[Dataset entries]
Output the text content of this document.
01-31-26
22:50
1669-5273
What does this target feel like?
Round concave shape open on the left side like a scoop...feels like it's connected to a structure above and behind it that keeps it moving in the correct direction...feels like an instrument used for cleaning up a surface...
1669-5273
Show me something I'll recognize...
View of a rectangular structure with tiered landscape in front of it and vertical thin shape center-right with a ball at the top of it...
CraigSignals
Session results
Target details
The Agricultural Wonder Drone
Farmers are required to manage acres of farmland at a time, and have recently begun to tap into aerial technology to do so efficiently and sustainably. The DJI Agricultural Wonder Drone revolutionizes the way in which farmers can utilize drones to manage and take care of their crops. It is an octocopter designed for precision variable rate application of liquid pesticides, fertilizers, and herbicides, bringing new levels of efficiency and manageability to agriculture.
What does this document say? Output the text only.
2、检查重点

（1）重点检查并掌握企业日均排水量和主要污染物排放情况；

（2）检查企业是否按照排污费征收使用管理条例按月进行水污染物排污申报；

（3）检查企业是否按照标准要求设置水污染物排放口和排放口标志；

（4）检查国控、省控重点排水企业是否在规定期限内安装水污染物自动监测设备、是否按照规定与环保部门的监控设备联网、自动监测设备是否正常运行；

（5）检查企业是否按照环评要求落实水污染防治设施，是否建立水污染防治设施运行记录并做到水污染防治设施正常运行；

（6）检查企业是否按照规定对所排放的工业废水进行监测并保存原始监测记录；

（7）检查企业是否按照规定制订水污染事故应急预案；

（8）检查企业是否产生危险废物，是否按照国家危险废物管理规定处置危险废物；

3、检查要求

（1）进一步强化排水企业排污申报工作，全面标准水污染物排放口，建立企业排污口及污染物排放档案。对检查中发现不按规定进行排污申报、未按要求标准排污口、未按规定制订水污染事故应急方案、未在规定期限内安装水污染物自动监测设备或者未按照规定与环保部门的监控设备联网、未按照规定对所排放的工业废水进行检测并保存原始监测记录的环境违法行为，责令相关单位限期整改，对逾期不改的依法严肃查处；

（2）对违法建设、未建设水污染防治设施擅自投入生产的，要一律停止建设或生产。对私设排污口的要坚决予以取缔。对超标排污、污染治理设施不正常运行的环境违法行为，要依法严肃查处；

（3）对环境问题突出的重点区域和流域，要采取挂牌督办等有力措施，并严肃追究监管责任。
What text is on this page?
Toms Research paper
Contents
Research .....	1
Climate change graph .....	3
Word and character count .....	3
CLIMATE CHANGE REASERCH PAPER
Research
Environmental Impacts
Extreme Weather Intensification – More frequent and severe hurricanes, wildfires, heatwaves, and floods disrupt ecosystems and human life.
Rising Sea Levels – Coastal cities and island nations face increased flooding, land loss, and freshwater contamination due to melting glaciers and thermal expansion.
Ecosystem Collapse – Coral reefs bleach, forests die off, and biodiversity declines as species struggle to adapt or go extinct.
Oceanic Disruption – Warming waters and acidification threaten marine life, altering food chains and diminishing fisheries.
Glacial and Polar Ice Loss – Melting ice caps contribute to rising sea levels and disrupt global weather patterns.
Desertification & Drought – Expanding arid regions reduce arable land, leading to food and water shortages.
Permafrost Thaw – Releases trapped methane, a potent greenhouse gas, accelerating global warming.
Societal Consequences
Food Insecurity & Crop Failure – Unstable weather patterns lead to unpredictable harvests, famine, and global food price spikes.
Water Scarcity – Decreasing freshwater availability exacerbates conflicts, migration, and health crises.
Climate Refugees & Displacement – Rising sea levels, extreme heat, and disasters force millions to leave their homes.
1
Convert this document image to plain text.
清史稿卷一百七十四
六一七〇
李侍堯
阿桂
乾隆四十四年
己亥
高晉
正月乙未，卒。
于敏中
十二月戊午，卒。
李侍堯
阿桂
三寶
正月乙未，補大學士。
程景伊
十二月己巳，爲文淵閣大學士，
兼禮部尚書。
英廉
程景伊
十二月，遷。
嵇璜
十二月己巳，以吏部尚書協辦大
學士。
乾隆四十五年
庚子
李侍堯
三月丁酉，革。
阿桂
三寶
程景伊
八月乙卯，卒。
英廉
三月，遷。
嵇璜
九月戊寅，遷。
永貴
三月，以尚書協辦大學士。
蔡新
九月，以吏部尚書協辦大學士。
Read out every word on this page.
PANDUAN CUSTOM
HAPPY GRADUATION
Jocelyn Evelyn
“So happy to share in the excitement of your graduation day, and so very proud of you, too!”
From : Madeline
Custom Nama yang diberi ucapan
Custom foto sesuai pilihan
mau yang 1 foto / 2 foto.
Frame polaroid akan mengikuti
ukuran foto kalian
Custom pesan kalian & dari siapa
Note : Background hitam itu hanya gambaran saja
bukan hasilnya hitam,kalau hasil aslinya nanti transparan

**Do this**
Identify the lines of the entries containing the string "structure". Copy each such line.

**Final result**
Round concave shape open on the left side like a scoop...feels like it's connected to a structure above and behind it that keeps it moving in the correct direction...feels like an instrument used for cleaning up a surface...
View of a rectangular structure with tiered landscape in front of it and vertical thin shape center-right with a ball at the top of it...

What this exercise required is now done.